DATA TO PROCESS |
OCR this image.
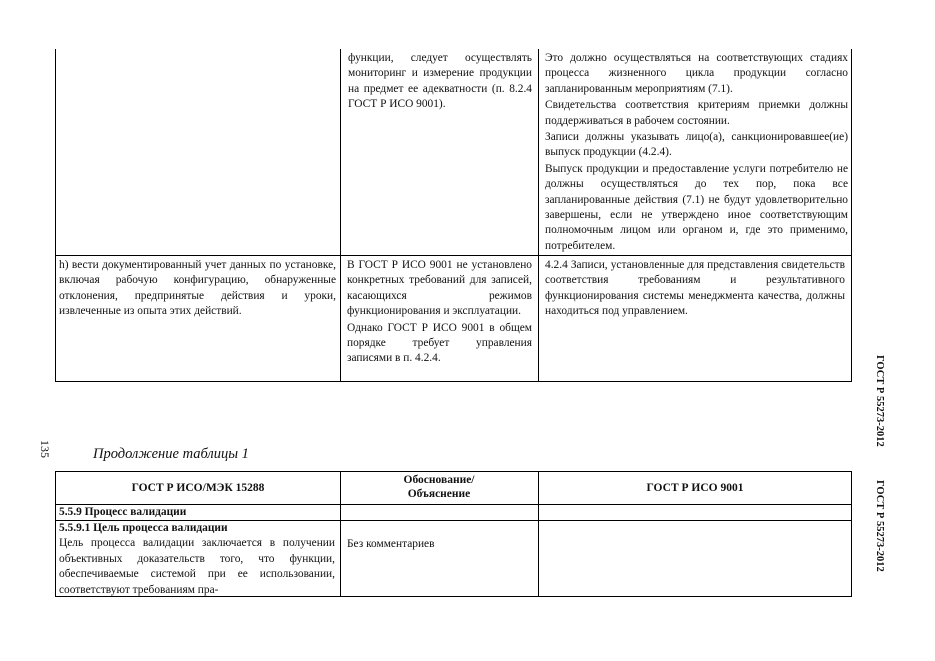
функции, следует осуществлять мониторинг и измерение продукции на предмет ее адекватности (п. 8.2.4 ГОСТ Р ИСО 9001).

Это должно осуществляться на соответствующих стадиях процесса жизненного цикла продукции согласно запланированным мероприятиям (7.1).

Свидетельства соответствия критериям приемки должны поддерживаться в рабочем состоянии.

Записи должны указывать лицо(а), санкционировавшее(ие) выпуск продукции (4.2.4).

Выпуск продукции и предоставление услуги потребителю не должны осуществляться до тех пор, пока все запланированные действия (7.1) не будут удовлетворительно завершены, если не утверждено иное соответствующим полномочным лицом или органом и, где это применимо, потребителем.

h) вести документированный учет данных по установке, включая рабочую конфигурацию, обнаруженные отклонения, предпринятые действия и уроки, извлеченные из опыта этих действий.

В ГОСТ Р ИСО 9001 не установлено конкретных требований для записей, касающихся режимов функционирования и эксплуатации.

Однако ГОСТ Р ИСО 9001 в общем порядке требует управления записями в п. 4.2.4.

4.2.4 Записи, установленные для представления свидетельств соответствия требованиям и результативного функционирования системы менеджмента качества, должны находиться под управлением.

135	Продолжение таблицы 1
ГОСТ Р ИСО/МЭК 15288
Обоснование/ Объяснение	ГОСТ Р ИСО 9001
5.5.9 Процесс валидации

5.5.9.1 Цель процесса валидации

Цель процесса валидации заключается в получении объективных доказательств того, что функции, обеспечиваемые системой при ее использовании, соответствуют требованиям пра-

Без комментариев
ГОСТ Р 55273-2012
ГОСТ Р 55273-2012
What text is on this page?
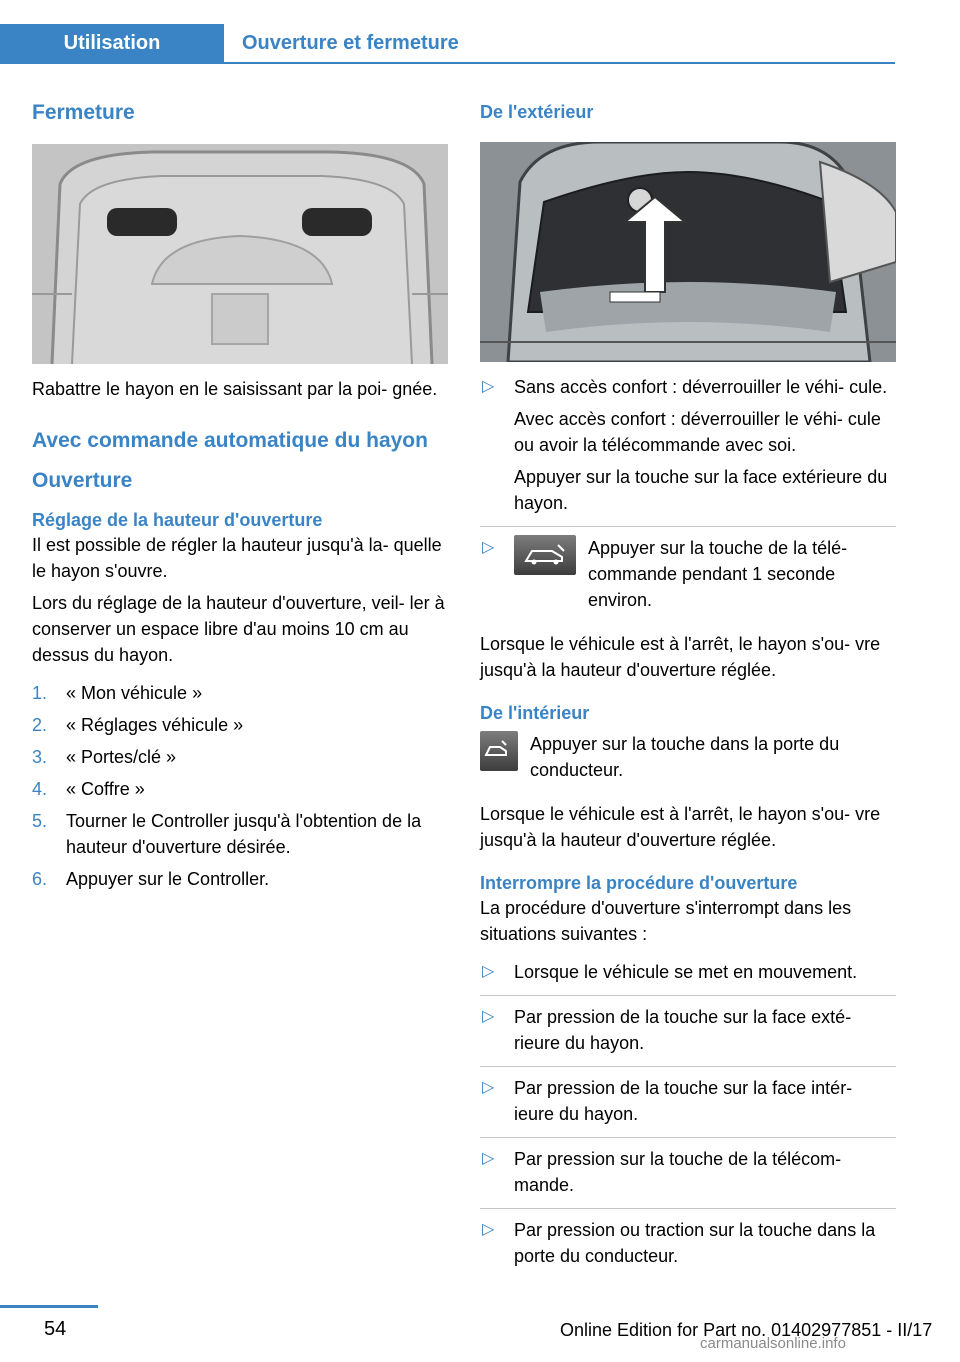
Utilisation	Ouverture et fermeture
Fermeture

Rabattre le hayon en le saisissant par la poi- gnée.

Avec commande automatique du hayon
Ouverture
Réglage de la hauteur d'ouverture

Il est possible de régler la hauteur jusqu'à la- quelle le hayon s'ouvre.

Lors du réglage de la hauteur d'ouverture, veil- ler à conserver un espace libre d'au moins 10 cm au dessus du hayon.

1. « Mon véhicule »
2. « Réglages véhicule »
3. « Portes/clé »
4. « Coffre »
5. Tourner le Controller jusqu'à l'obtention de la hauteur d'ouverture désirée.
6. Appuyer sur le Controller.
De l'extérieur
▷ Sans accès confort : déverrouiller le véhi- cule.

Avec accès confort : déverrouiller le véhi- cule ou avoir la télécommande avec soi.

Appuyer sur la touche sur la face extérieure du hayon.

▷	Appuyer sur la touche de la télé- commande pendant 1 seconde environ.

Lorsque le véhicule est à l'arrêt, le hayon s'ou- vre jusqu'à la hauteur d'ouverture réglée.

De l'intérieur

Appuyer sur la touche dans la porte du conducteur.

Lorsque le véhicule est à l'arrêt, le hayon s'ou- vre jusqu'à la hauteur d'ouverture réglée.

Interrompre la procédure d'ouverture

La procédure d'ouverture s'interrompt dans les situations suivantes :

▷ Lorsque le véhicule se met en mouvement.
▷ Par pression de la touche sur la face exté- rieure du hayon.
▷ Par pression de la touche sur la face intér- ieure du hayon.
▷ Par pression sur la touche de la télécom- mande.
▷ Par pression ou traction sur la touche dans la porte du conducteur.
54	Online Edition for Part no. 01402977851 - II/17
carmanualsonline.info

WHAT TO PRODUCE |
Beginning with the line that holds "What text is on this page?", output each line to the end of the material above, exactly, omitting the pictures.

WRITTEN ANSWER |
What text is on this page?
Utilisation	Ouverture et fermeture
Fermeture

Rabattre le hayon en le saisissant par la poi- gnée.

Avec commande automatique du hayon
Ouverture
Réglage de la hauteur d'ouverture

Il est possible de régler la hauteur jusqu'à la- quelle le hayon s'ouvre.

Lors du réglage de la hauteur d'ouverture, veil- ler à conserver un espace libre d'au moins 10 cm au dessus du hayon.

1. « Mon véhicule »
2. « Réglages véhicule »
3. « Portes/clé »
4. « Coffre »
5. Tourner le Controller jusqu'à l'obtention de la hauteur d'ouverture désirée.
6. Appuyer sur le Controller.
De l'extérieur
▷ Sans accès confort : déverrouiller le véhi- cule.

Avec accès confort : déverrouiller le véhi- cule ou avoir la télécommande avec soi.

Appuyer sur la touche sur la face extérieure du hayon.

▷	Appuyer sur la touche de la télé- commande pendant 1 seconde environ.

Lorsque le véhicule est à l'arrêt, le hayon s'ou- vre jusqu'à la hauteur d'ouverture réglée.

De l'intérieur

Appuyer sur la touche dans la porte du conducteur.

Lorsque le véhicule est à l'arrêt, le hayon s'ou- vre jusqu'à la hauteur d'ouverture réglée.

Interrompre la procédure d'ouverture

La procédure d'ouverture s'interrompt dans les situations suivantes :

▷ Lorsque le véhicule se met en mouvement.
▷ Par pression de la touche sur la face exté- rieure du hayon.
▷ Par pression de la touche sur la face intér- ieure du hayon.
▷ Par pression sur la touche de la télécom- mande.
▷ Par pression ou traction sur la touche dans la porte du conducteur.
54	Online Edition for Part no. 01402977851 - II/17
carmanualsonline.info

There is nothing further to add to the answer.